Task requirements:
Images excluded, repeat each entry below exactly.

Dataset entries:

--

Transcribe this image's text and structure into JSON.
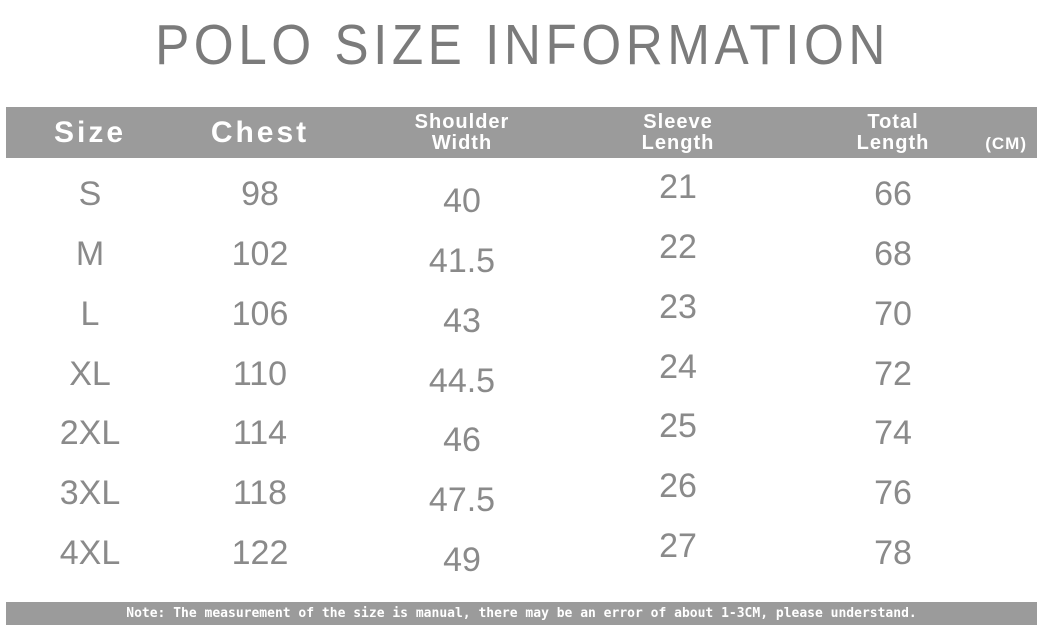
{
  "title": "POLO SIZE INFORMATION",
  "header": {
    "columns": [
      {
        "line1": "Size",
        "line2": ""
      },
      {
        "line1": "Chest",
        "line2": ""
      },
      {
        "line1": "Shoulder",
        "line2": "Width"
      },
      {
        "line1": "Sleeve",
        "line2": "Length"
      },
      {
        "line1": "Total",
        "line2": "Length"
      }
    ],
    "unit_label": "(CM)"
  },
  "table": {
    "rows": [
      {
        "size": "S",
        "chest": "98",
        "shoulder_width": "40",
        "sleeve_length": "21",
        "total_length": "66"
      },
      {
        "size": "M",
        "chest": "102",
        "shoulder_width": "41.5",
        "sleeve_length": "22",
        "total_length": "68"
      },
      {
        "size": "L",
        "chest": "106",
        "shoulder_width": "43",
        "sleeve_length": "23",
        "total_length": "70"
      },
      {
        "size": "XL",
        "chest": "110",
        "shoulder_width": "44.5",
        "sleeve_length": "24",
        "total_length": "72"
      },
      {
        "size": "2XL",
        "chest": "114",
        "shoulder_width": "46",
        "sleeve_length": "25",
        "total_length": "74"
      },
      {
        "size": "3XL",
        "chest": "118",
        "shoulder_width": "47.5",
        "sleeve_length": "26",
        "total_length": "76"
      },
      {
        "size": "4XL",
        "chest": "122",
        "shoulder_width": "49",
        "sleeve_length": "27",
        "total_length": "78"
      }
    ]
  },
  "note": "Note: The measurement of the size is manual, there may be an error of about 1-3CM, please understand.",
  "colors": {
    "bar_bg": "#9b9b9b",
    "bar_text": "#ffffff",
    "title_text": "#7b7b7b",
    "body_text": "#8a8a8a",
    "page_bg": "#ffffff"
  },
  "chart_data": {
    "type": "table",
    "title": "POLO SIZE INFORMATION",
    "unit": "CM",
    "columns": [
      "Size",
      "Chest",
      "Shoulder Width",
      "Sleeve Length",
      "Total Length"
    ],
    "rows": [
      [
        "S",
        98,
        40,
        21,
        66
      ],
      [
        "M",
        102,
        41.5,
        22,
        68
      ],
      [
        "L",
        106,
        43,
        23,
        70
      ],
      [
        "XL",
        110,
        44.5,
        24,
        72
      ],
      [
        "2XL",
        114,
        46,
        25,
        74
      ],
      [
        "3XL",
        118,
        47.5,
        26,
        76
      ],
      [
        "4XL",
        122,
        49,
        27,
        78
      ]
    ],
    "note": "Note: The measurement of the size is manual, there may be an error of about 1-3CM, please understand."
  }
}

--

Exercise result:
Transcribe this image's text and structure into JSON.
{
  "title": "POLO SIZE INFORMATION",
  "header": {
    "columns": [
      {
        "line1": "Size",
        "line2": ""
      },
      {
        "line1": "Chest",
        "line2": ""
      },
      {
        "line1": "Shoulder",
        "line2": "Width"
      },
      {
        "line1": "Sleeve",
        "line2": "Length"
      },
      {
        "line1": "Total",
        "line2": "Length"
      }
    ],
    "unit_label": "(CM)"
  },
  "table": {
    "rows": [
      {
        "size": "S",
        "chest": "98",
        "shoulder_width": "40",
        "sleeve_length": "21",
        "total_length": "66"
      },
      {
        "size": "M",
        "chest": "102",
        "shoulder_width": "41.5",
        "sleeve_length": "22",
        "total_length": "68"
      },
      {
        "size": "L",
        "chest": "106",
        "shoulder_width": "43",
        "sleeve_length": "23",
        "total_length": "70"
      },
      {
        "size": "XL",
        "chest": "110",
        "shoulder_width": "44.5",
        "sleeve_length": "24",
        "total_length": "72"
      },
      {
        "size": "2XL",
        "chest": "114",
        "shoulder_width": "46",
        "sleeve_length": "25",
        "total_length": "74"
      },
      {
        "size": "3XL",
        "chest": "118",
        "shoulder_width": "47.5",
        "sleeve_length": "26",
        "total_length": "76"
      },
      {
        "size": "4XL",
        "chest": "122",
        "shoulder_width": "49",
        "sleeve_length": "27",
        "total_length": "78"
      }
    ]
  },
  "note": "Note: The measurement of the size is manual, there may be an error of about 1-3CM, please understand.",
  "colors": {
    "bar_bg": "#9b9b9b",
    "bar_text": "#ffffff",
    "title_text": "#7b7b7b",
    "body_text": "#8a8a8a",
    "page_bg": "#ffffff"
  },
  "chart_data": {
    "type": "table",
    "title": "POLO SIZE INFORMATION",
    "unit": "CM",
    "columns": [
      "Size",
      "Chest",
      "Shoulder Width",
      "Sleeve Length",
      "Total Length"
    ],
    "rows": [
      [
        "S",
        98,
        40,
        21,
        66
      ],
      [
        "M",
        102,
        41.5,
        22,
        68
      ],
      [
        "L",
        106,
        43,
        23,
        70
      ],
      [
        "XL",
        110,
        44.5,
        24,
        72
      ],
      [
        "2XL",
        114,
        46,
        25,
        74
      ],
      [
        "3XL",
        118,
        47.5,
        26,
        76
      ],
      [
        "4XL",
        122,
        49,
        27,
        78
      ]
    ],
    "note": "Note: The measurement of the size is manual, there may be an error of about 1-3CM, please understand."
  }
}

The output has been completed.